● **What to work on**
Please list all lines of the material below in which the string "должность" occurs.

● **The data**
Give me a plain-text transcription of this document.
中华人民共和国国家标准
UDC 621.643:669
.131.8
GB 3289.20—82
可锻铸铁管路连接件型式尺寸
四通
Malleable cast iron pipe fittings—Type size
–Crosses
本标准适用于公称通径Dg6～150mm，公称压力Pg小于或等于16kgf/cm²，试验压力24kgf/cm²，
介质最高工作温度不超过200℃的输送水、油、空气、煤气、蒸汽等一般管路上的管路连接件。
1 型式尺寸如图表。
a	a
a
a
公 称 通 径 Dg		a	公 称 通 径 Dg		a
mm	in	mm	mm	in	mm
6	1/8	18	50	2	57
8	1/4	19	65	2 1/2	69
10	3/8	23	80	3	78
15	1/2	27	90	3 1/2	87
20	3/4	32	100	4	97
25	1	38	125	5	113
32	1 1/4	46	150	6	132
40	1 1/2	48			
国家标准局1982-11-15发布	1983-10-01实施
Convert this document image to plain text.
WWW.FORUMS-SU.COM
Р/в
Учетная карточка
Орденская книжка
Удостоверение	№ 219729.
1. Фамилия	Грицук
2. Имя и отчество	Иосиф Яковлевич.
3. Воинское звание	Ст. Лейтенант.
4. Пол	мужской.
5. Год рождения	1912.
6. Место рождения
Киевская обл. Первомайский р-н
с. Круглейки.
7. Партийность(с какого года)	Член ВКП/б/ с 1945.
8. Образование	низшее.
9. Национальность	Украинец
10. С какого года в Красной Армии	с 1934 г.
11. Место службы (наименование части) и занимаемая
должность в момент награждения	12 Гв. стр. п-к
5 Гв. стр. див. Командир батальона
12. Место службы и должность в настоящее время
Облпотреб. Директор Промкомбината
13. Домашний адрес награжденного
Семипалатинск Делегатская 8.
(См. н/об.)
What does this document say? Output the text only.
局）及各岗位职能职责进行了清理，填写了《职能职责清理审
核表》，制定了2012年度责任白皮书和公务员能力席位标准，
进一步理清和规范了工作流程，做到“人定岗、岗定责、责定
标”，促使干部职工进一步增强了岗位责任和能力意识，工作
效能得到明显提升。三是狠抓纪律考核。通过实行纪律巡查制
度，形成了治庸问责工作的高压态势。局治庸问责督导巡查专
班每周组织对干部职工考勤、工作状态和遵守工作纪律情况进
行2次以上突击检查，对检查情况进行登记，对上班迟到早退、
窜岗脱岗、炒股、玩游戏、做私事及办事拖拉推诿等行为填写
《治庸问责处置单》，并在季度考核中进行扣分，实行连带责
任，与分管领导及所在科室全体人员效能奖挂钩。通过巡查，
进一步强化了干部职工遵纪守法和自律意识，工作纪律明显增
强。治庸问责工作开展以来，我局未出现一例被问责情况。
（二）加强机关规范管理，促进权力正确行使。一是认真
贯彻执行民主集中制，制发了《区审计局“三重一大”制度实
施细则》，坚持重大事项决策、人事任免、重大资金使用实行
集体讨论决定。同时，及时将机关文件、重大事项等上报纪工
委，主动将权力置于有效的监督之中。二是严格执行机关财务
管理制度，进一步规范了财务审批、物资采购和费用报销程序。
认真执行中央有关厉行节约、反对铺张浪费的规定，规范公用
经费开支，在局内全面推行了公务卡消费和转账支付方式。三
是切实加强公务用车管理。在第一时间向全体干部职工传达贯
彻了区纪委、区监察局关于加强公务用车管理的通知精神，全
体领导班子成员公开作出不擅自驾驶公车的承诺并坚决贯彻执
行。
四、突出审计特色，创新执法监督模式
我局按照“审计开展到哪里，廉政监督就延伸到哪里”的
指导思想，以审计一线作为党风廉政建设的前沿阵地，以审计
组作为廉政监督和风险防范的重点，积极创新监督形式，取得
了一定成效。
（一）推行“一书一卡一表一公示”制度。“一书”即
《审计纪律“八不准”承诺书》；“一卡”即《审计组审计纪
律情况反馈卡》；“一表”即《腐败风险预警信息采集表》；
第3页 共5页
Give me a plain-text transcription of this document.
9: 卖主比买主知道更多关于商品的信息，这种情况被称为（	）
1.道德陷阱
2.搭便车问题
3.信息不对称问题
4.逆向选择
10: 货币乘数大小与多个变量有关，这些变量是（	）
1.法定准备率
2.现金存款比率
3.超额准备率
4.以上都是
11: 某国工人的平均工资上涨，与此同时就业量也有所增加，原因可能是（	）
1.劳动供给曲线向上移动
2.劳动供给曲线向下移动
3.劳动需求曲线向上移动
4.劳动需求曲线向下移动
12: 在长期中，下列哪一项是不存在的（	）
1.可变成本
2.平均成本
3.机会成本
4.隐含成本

● **Problem solution**
должность в момент награждения	12 Гв. стр. п-к
12. Место службы и должность в настоящее время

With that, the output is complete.